Restate the entries below word for word, omitting nothing.
-- Input start --
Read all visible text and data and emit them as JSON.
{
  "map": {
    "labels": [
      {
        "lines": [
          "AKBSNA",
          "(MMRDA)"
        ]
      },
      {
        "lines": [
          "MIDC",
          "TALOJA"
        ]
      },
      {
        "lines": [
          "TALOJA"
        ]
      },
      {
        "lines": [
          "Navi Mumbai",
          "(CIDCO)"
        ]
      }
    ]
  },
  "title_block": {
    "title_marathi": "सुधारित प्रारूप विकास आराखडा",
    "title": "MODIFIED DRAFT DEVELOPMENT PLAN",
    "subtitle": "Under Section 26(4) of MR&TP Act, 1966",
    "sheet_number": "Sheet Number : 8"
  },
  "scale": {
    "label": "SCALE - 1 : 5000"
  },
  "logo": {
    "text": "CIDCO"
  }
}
-- Input end --
• _In response_
Read all visible text and data and emit them as JSON.
{
  "map": {
    "labels": [
      {
        "lines": [
          "AKBSNA",
          "(MMRDA)"
        ]
      },
      {
        "lines": [
          "MIDC",
          "TALOJA"
        ]
      },
      {
        "lines": [
          "TALOJA"
        ]
      },
      {
        "lines": [
          "Navi Mumbai",
          "(CIDCO)"
        ]
      }
    ]
  },
  "title_block": {
    "title_marathi": "सुधारित प्रारूप विकास आराखडा",
    "title": "MODIFIED DRAFT DEVELOPMENT PLAN",
    "subtitle": "Under Section 26(4) of MR&TP Act, 1966",
    "sheet_number": "Sheet Number : 8"
  },
  "scale": {
    "label": "SCALE - 1 : 5000"
  },
  "logo": {
    "text": "CIDCO"
  }
}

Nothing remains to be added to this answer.